Work through the data line by line, gathering every line that has the word "lapis".

— start —

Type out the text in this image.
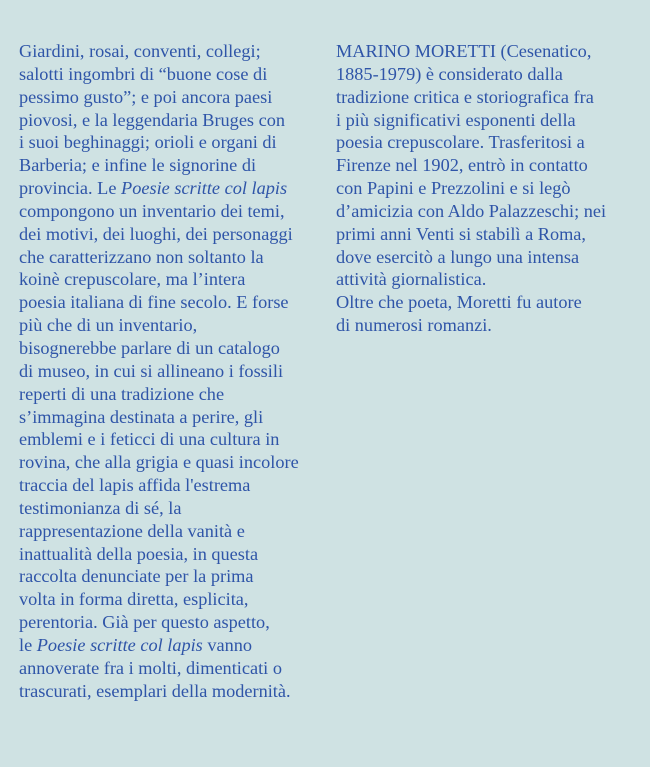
Giardini, rosai, conventi, collegi;
salotti ingombri di “buone cose di
pessimo gusto”; e poi ancora paesi
piovosi, e la leggendaria Bruges con
i suoi beghinaggi; orioli e organi di
Barberia; e infine le signorine di
provincia. Le Poesie scritte col lapis
compongono un inventario dei temi,
dei motivi, dei luoghi, dei personaggi
che caratterizzano non soltanto la
koinè crepuscolare, ma l’intera
poesia italiana di fine secolo. E forse
più che di un inventario,
bisognerebbe parlare di un catalogo
di museo, in cui si allineano i fossili
reperti di una tradizione che
s’immagina destinata a perire, gli
emblemi e i feticci di una cultura in
rovina, che alla grigia e quasi incolore
traccia del lapis affida l'estrema
testimonianza di sé, la
rappresentazione della vanità e
inattualità della poesia, in questa
raccolta denunciate per la prima
volta in forma diretta, esplicita,
perentoria. Già per questo aspetto,
le Poesie scritte col lapis vanno
annoverate fra i molti, dimenticati o
trascurati, esemplari della modernità.
MARINO MORETTI (Cesenatico,
1885-1979) è considerato dalla
tradizione critica e storiografica fra
i più significativi esponenti della
poesia crepuscolare. Trasferitosi a
Firenze nel 1902, entrò in contatto
con Papini e Prezzolini e si legò
d’amicizia con Aldo Palazzeschi; nei
primi anni Venti si stabilì a Roma,
dove esercitò a lungo una intensa
attività giornalistica.
Oltre che poeta, Moretti fu autore
di numerosi romanzi.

— end —

### In response:
provincia. Le Poesie scritte col lapis
traccia del lapis affida l'estrema
le Poesie scritte col lapis vanno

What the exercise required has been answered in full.